▸ Description of the task
Repeat the records in full and exactly, omitting pictures.

▸ Data for the task
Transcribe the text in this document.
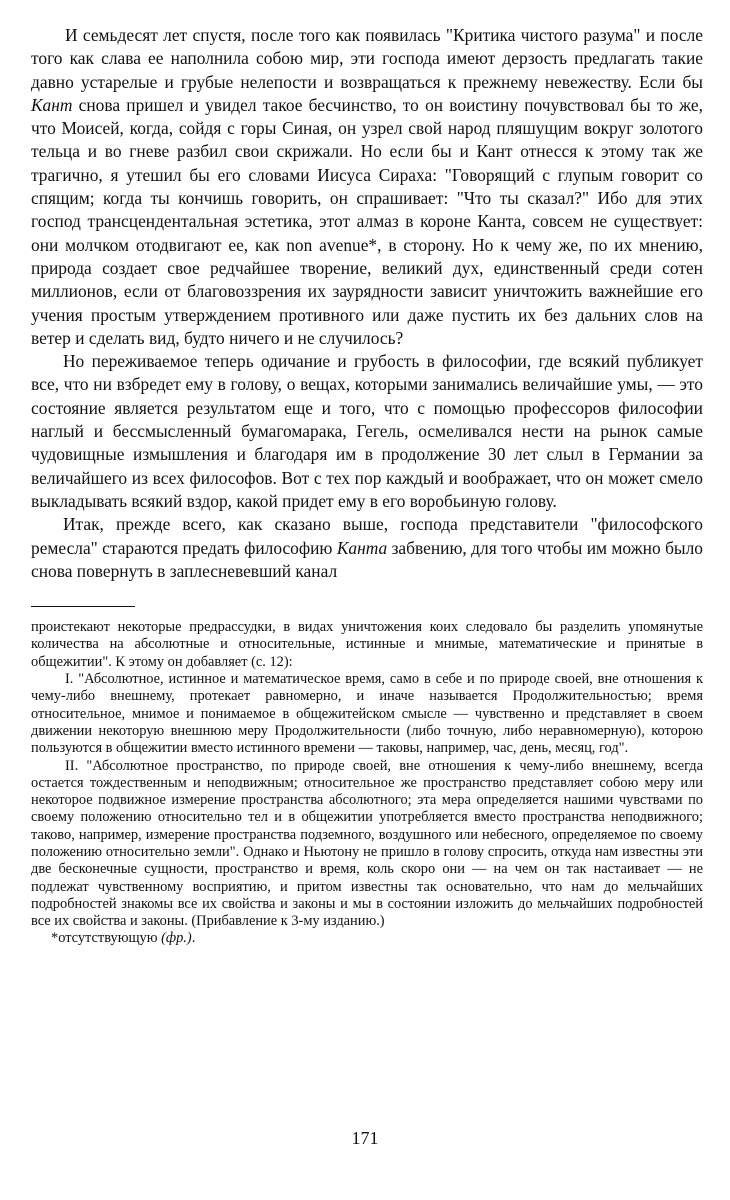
И семьдесят лет спустя, после того как появилась "Критика чистого разума" и после того как слава ее наполнила собою мир, эти господа имеют дерзость предлагать такие давно устарелые и грубые нелепости и возвращаться к прежнему невежеству. Если бы Кант снова пришел и увидел такое бесчинство, то он воистину почувствовал бы то же, что Моисей, когда, сойдя с горы Синая, он узрел свой народ пляшущим вокруг золотого тельца и во гневе разбил свои скрижали. Но если бы и Кант отнесся к этому так же трагично, я утешил бы его словами Иисуса Сираха: "Говорящий с глупым говорит со спящим; когда ты кончишь говорить, он спрашивает: "Что ты сказал?" Ибо для этих господ трансцендентальная эстетика, этот алмаз в короне Канта, совсем не существует: они молчком отодвигают ее, как non avenue*, в сторону. Но к чему же, по их мнению, природа создает свое редчайшее творение, великий дух, единственный среди сотен миллионов, если от благовоззрения их заурядности зависит уничтожить важнейшие его учения простым утверждением противного или даже пустить их без дальних слов на ветер и сделать вид, будто ничего и не случилось?

Но переживаемое теперь одичание и грубость в философии, где всякий публикует все, что ни взбредет ему в голову, о вещах, которыми занимались величайшие умы, — это состояние является результатом еще и того, что с помощью профессоров философии наглый и бессмысленный бумагомарака, Гегель, осмеливался нести на рынок самые чудовищные измышления и благодаря им в продолжение 30 лет слыл в Германии за величайшего из всех философов. Вот с тех пор каждый и воображает, что он может смело выкладывать всякий вздор, какой придет ему в его воробьиную голову.

Итак, прежде всего, как сказано выше, господа представители "философского ремесла" стараются предать философию Канта забвению, для того чтобы им можно было снова повернуть в заплесневевший канал

проистекают некоторые предрассудки, в видах уничтожения коих следовало бы разделить упомянутые количества на абсолютные и относительные, истинные и мнимые, математические и принятые в общежитии". К этому он добавляет (с. 12):

I. "Абсолютное, истинное и математическое время, само в себе и по природе своей, вне отношения к чему-либо внешнему, протекает равномерно, и иначе называется Продолжительностью; время относительное, мнимое и понимаемое в общежитейском смысле — чувственно и представляет в своем движении некоторую внешнюю меру Продолжительности (либо точную, либо неравномерную), которою пользуются в общежитии вместо истинного времени — таковы, например, час, день, месяц, год".

II. "Абсолютное пространство, по природе своей, вне отношения к чему-либо внешнему, всегда остается тождественным и неподвижным; относительное же пространство представляет собою меру или некоторое подвижное измерение пространства абсолютного; эта мера определяется нашими чувствами по своему положению относительно тел и в общежитии употребляется вместо пространства неподвижного; таково, например, измерение пространства подземного, воздушного или небесного, определяемое по своему положению относительно земли". Однако и Ньютону не пришло в голову спросить, откуда нам известны эти две бесконечные сущности, пространство и время, коль скоро они — на чем он так настаивает — не подлежат чувственному восприятию, и притом известны так основательно, что нам до мельчайших подробностей знакомы все их свойства и законы и мы в состоянии изложить до мельчайших подробностей все их свойства и законы. (Прибавление к 3-му изданию.)

*отсутствующую (фр.).

171
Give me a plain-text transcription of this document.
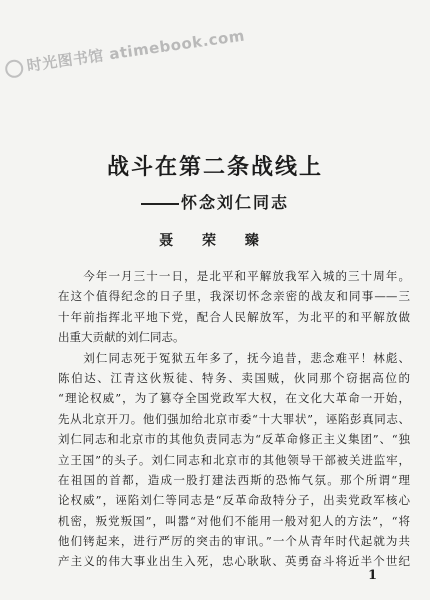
时光图书馆 atimebook.com
战斗在第二条战线上
怀念刘仁同志
聂 荣 臻
　　今年一月三十一日，是北平和平解放我军入城的三十周年。
在这个值得纪念的日子里，我深切怀念亲密的战友和同事——三
十年前指挥北平地下党，配合人民解放军，为北平的和平解放做
出重大贡献的刘仁同志。
　　刘仁同志死于冤狱五年多了，抚今追昔，悲念难平！林彪、
陈伯达、江青这伙叛徒、特务、卖国贼，伙同那个窃据高位的
“理论权威”，为了篡夺全国党政军大权，在文化大革命一开始，
先从北京开刀。他们强加给北京市委“十大罪状”，诬陷彭真同志、
刘仁同志和北京市的其他负责同志为“反革命修正主义集团”、“独
立王国”的头子。刘仁同志和北京市的其他领导干部被关进监牢，
在祖国的首都，造成一股打建法西斯的恐怖气氛。那个所谓“理
论权威”，诬陷刘仁等同志是“反革命敌特分子，出卖党政军核心
机密，叛党叛国”，叫嚣“对他们不能用一般对犯人的方法”，“将
他们铐起来，进行严厉的突击的审讯。”一个从青年时代起就为共
产主义的伟大事业出生入死，忠心耿耿、英勇奋斗将近半个世纪
1
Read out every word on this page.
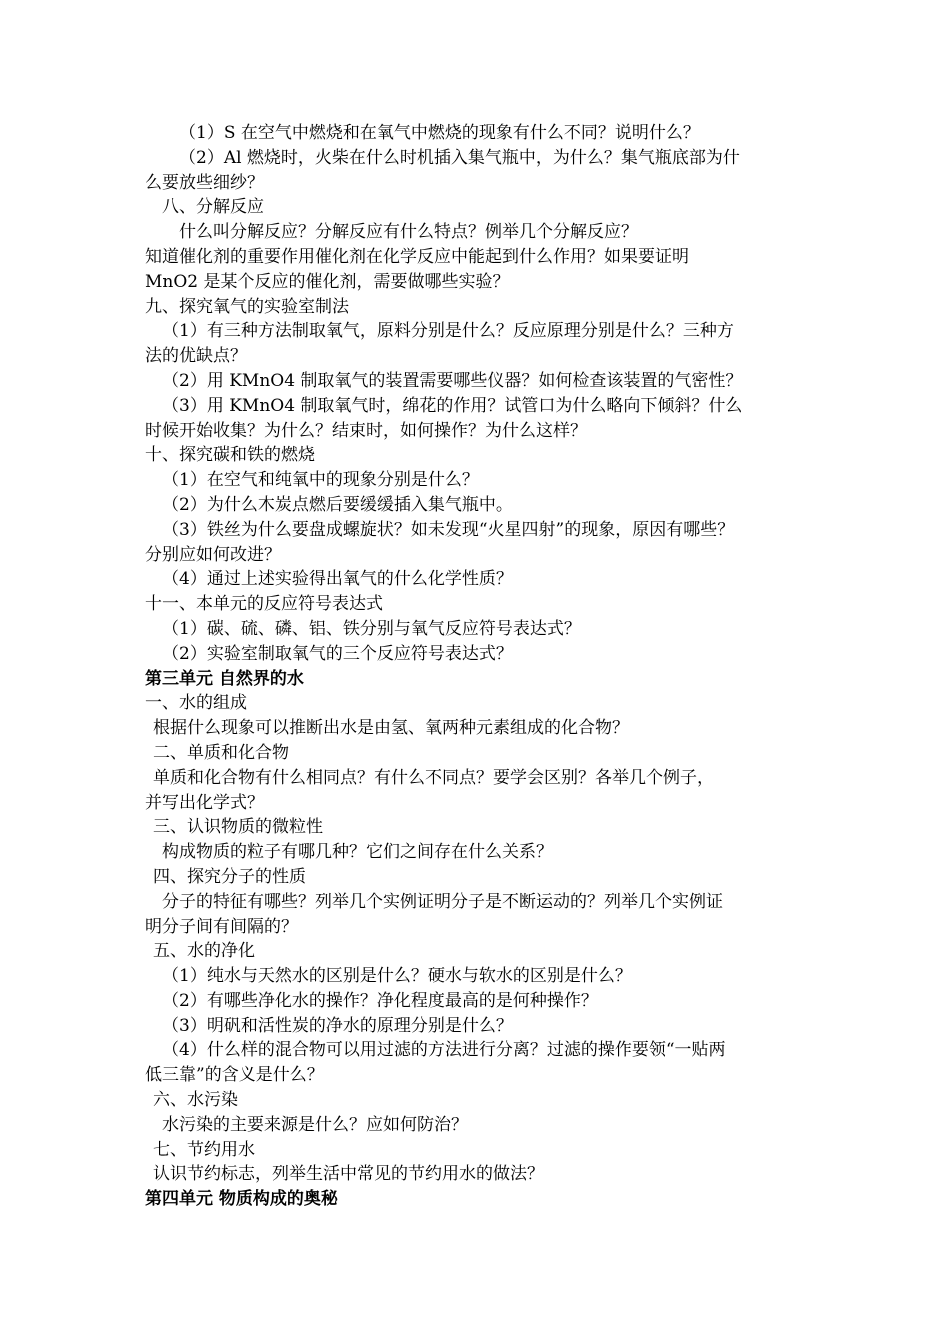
（1）S 在空气中燃烧和在氧气中燃烧的现象有什么不同？说明什么？
（2）Al 燃烧时，火柴在什么时机插入集气瓶中，为什么？集气瓶底部为什
么要放些细纱？
八、分解反应
什么叫分解反应？分解反应有什么特点？例举几个分解反应？
知道催化剂的重要作用催化剂在化学反应中能起到什么作用？如果要证明
MnO2 是某个反应的催化剂，需要做哪些实验？
九、探究氧气的实验室制法
（1）有三种方法制取氧气，原料分别是什么？反应原理分别是什么？三种方
法的优缺点？
（2）用 KMnO4 制取氧气的装置需要哪些仪器？如何检查该装置的气密性？
（3）用 KMnO4 制取氧气时，绵花的作用？试管口为什么略向下倾斜？什么
时候开始收集？为什么？结束时，如何操作？为什么这样？
十、探究碳和铁的燃烧
（1）在空气和纯氧中的现象分别是什么？
（2）为什么木炭点燃后要缓缓插入集气瓶中。
（3）铁丝为什么要盘成螺旋状？如未发现“火星四射”的现象，原因有哪些？
分别应如何改进？
（4）通过上述实验得出氧气的什么化学性质？
十一、本单元的反应符号表达式
（1）碳、硫、磷、铝、铁分别与氧气反应符号表达式？
（2）实验室制取氧气的三个反应符号表达式？
第三单元 自然界的水
一、水的组成
根据什么现象可以推断出水是由氢、氧两种元素组成的化合物？
二、单质和化合物
单质和化合物有什么相同点？有什么不同点？要学会区别？各举几个例子，
并写出化学式？
三、认识物质的微粒性
构成物质的粒子有哪几种？它们之间存在什么关系？
四、探究分子的性质
分子的特征有哪些？列举几个实例证明分子是不断运动的？列举几个实例证
明分子间有间隔的？
五、水的净化
（1）纯水与天然水的区别是什么？硬水与软水的区别是什么？
（2）有哪些净化水的操作？净化程度最高的是何种操作？
（3）明矾和活性炭的净水的原理分别是什么？
（4）什么样的混合物可以用过滤的方法进行分离？过滤的操作要领“一贴两
低三靠”的含义是什么？
六、水污染
水污染的主要来源是什么？应如何防治？
七、节约用水
认识节约标志，列举生活中常见的节约用水的做法？
第四单元 物质构成的奥秘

▸ Written solution
Transcribe the text in this document.
И семьдесят лет спустя, после того как появилась "Критика чистого разума" и после того как слава ее наполнила собою мир, эти господа имеют дерзость предлагать такие давно устарелые и грубые нелепости и возвращаться к прежнему невежеству. Если бы Кант снова пришел и увидел такое бесчинство, то он воистину почувствовал бы то же, что Моисей, когда, сойдя с горы Синая, он узрел свой народ пляшущим вокруг золотого тельца и во гневе разбил свои скрижали. Но если бы и Кант отнесся к этому так же трагично, я утешил бы его словами Иисуса Сираха: "Говорящий с глупым говорит со спящим; когда ты кончишь говорить, он спрашивает: "Что ты сказал?" Ибо для этих господ трансцендентальная эстетика, этот алмаз в короне Канта, совсем не существует: они молчком отодвигают ее, как non avenue*, в сторону. Но к чему же, по их мнению, природа создает свое редчайшее творение, великий дух, единственный среди сотен миллионов, если от благовоззрения их заурядности зависит уничтожить важнейшие его учения простым утверждением противного или даже пустить их без дальних слов на ветер и сделать вид, будто ничего и не случилось?

Но переживаемое теперь одичание и грубость в философии, где всякий публикует все, что ни взбредет ему в голову, о вещах, которыми занимались величайшие умы, — это состояние является результатом еще и того, что с помощью профессоров философии наглый и бессмысленный бумагомарака, Гегель, осмеливался нести на рынок самые чудовищные измышления и благодаря им в продолжение 30 лет слыл в Германии за величайшего из всех философов. Вот с тех пор каждый и воображает, что он может смело выкладывать всякий вздор, какой придет ему в его воробьиную голову.

Итак, прежде всего, как сказано выше, господа представители "философского ремесла" стараются предать философию Канта забвению, для того чтобы им можно было снова повернуть в заплесневевший канал

проистекают некоторые предрассудки, в видах уничтожения коих следовало бы разделить упомянутые количества на абсолютные и относительные, истинные и мнимые, математические и принятые в общежитии". К этому он добавляет (с. 12):

I. "Абсолютное, истинное и математическое время, само в себе и по природе своей, вне отношения к чему-либо внешнему, протекает равномерно, и иначе называется Продолжительностью; время относительное, мнимое и понимаемое в общежитейском смысле — чувственно и представляет в своем движении некоторую внешнюю меру Продолжительности (либо точную, либо неравномерную), которою пользуются в общежитии вместо истинного времени — таковы, например, час, день, месяц, год".

II. "Абсолютное пространство, по природе своей, вне отношения к чему-либо внешнему, всегда остается тождественным и неподвижным; относительное же пространство представляет собою меру или некоторое подвижное измерение пространства абсолютного; эта мера определяется нашими чувствами по своему положению относительно тел и в общежитии употребляется вместо пространства неподвижного; таково, например, измерение пространства подземного, воздушного или небесного, определяемое по своему положению относительно земли". Однако и Ньютону не пришло в голову спросить, откуда нам известны эти две бесконечные сущности, пространство и время, коль скоро они — на чем он так настаивает — не подлежат чувственному восприятию, и притом известны так основательно, что нам до мельчайших подробностей знакомы все их свойства и законы и мы в состоянии изложить до мельчайших подробностей все их свойства и законы. (Прибавление к 3-му изданию.)

*отсутствующую (фр.).

171
Give me a plain-text transcription of this document.
时光图书馆 atimebook.com
战斗在第二条战线上
怀念刘仁同志
聂 荣 臻
　　今年一月三十一日，是北平和平解放我军入城的三十周年。
在这个值得纪念的日子里，我深切怀念亲密的战友和同事——三
十年前指挥北平地下党，配合人民解放军，为北平的和平解放做
出重大贡献的刘仁同志。
　　刘仁同志死于冤狱五年多了，抚今追昔，悲念难平！林彪、
陈伯达、江青这伙叛徒、特务、卖国贼，伙同那个窃据高位的
“理论权威”，为了篡夺全国党政军大权，在文化大革命一开始，
先从北京开刀。他们强加给北京市委“十大罪状”，诬陷彭真同志、
刘仁同志和北京市的其他负责同志为“反革命修正主义集团”、“独
立王国”的头子。刘仁同志和北京市的其他领导干部被关进监牢，
在祖国的首都，造成一股打建法西斯的恐怖气氛。那个所谓“理
论权威”，诬陷刘仁等同志是“反革命敌特分子，出卖党政军核心
机密，叛党叛国”，叫嚣“对他们不能用一般对犯人的方法”，“将
他们铐起来，进行严厉的突击的审讯。”一个从青年时代起就为共
产主义的伟大事业出生入死，忠心耿耿、英勇奋斗将近半个世纪
1
Read out every word on this page.
（1）S 在空气中燃烧和在氧气中燃烧的现象有什么不同？说明什么？
（2）Al 燃烧时，火柴在什么时机插入集气瓶中，为什么？集气瓶底部为什
么要放些细纱？
八、分解反应
什么叫分解反应？分解反应有什么特点？例举几个分解反应？
知道催化剂的重要作用催化剂在化学反应中能起到什么作用？如果要证明
MnO2 是某个反应的催化剂，需要做哪些实验？
九、探究氧气的实验室制法
（1）有三种方法制取氧气，原料分别是什么？反应原理分别是什么？三种方
法的优缺点？
（2）用 KMnO4 制取氧气的装置需要哪些仪器？如何检查该装置的气密性？
（3）用 KMnO4 制取氧气时，绵花的作用？试管口为什么略向下倾斜？什么
时候开始收集？为什么？结束时，如何操作？为什么这样？
十、探究碳和铁的燃烧
（1）在空气和纯氧中的现象分别是什么？
（2）为什么木炭点燃后要缓缓插入集气瓶中。
（3）铁丝为什么要盘成螺旋状？如未发现“火星四射”的现象，原因有哪些？
分别应如何改进？
（4）通过上述实验得出氧气的什么化学性质？
十一、本单元的反应符号表达式
（1）碳、硫、磷、铝、铁分别与氧气反应符号表达式？
（2）实验室制取氧气的三个反应符号表达式？
第三单元 自然界的水
一、水的组成
根据什么现象可以推断出水是由氢、氧两种元素组成的化合物？
二、单质和化合物
单质和化合物有什么相同点？有什么不同点？要学会区别？各举几个例子，
并写出化学式？
三、认识物质的微粒性
构成物质的粒子有哪几种？它们之间存在什么关系？
四、探究分子的性质
分子的特征有哪些？列举几个实例证明分子是不断运动的？列举几个实例证
明分子间有间隔的？
五、水的净化
（1）纯水与天然水的区别是什么？硬水与软水的区别是什么？
（2）有哪些净化水的操作？净化程度最高的是何种操作？
（3）明矾和活性炭的净水的原理分别是什么？
（4）什么样的混合物可以用过滤的方法进行分离？过滤的操作要领“一贴两
低三靠”的含义是什么？
六、水污染
水污染的主要来源是什么？应如何防治？
七、节约用水
认识节约标志，列举生活中常见的节约用水的做法？
第四单元 物质构成的奥秘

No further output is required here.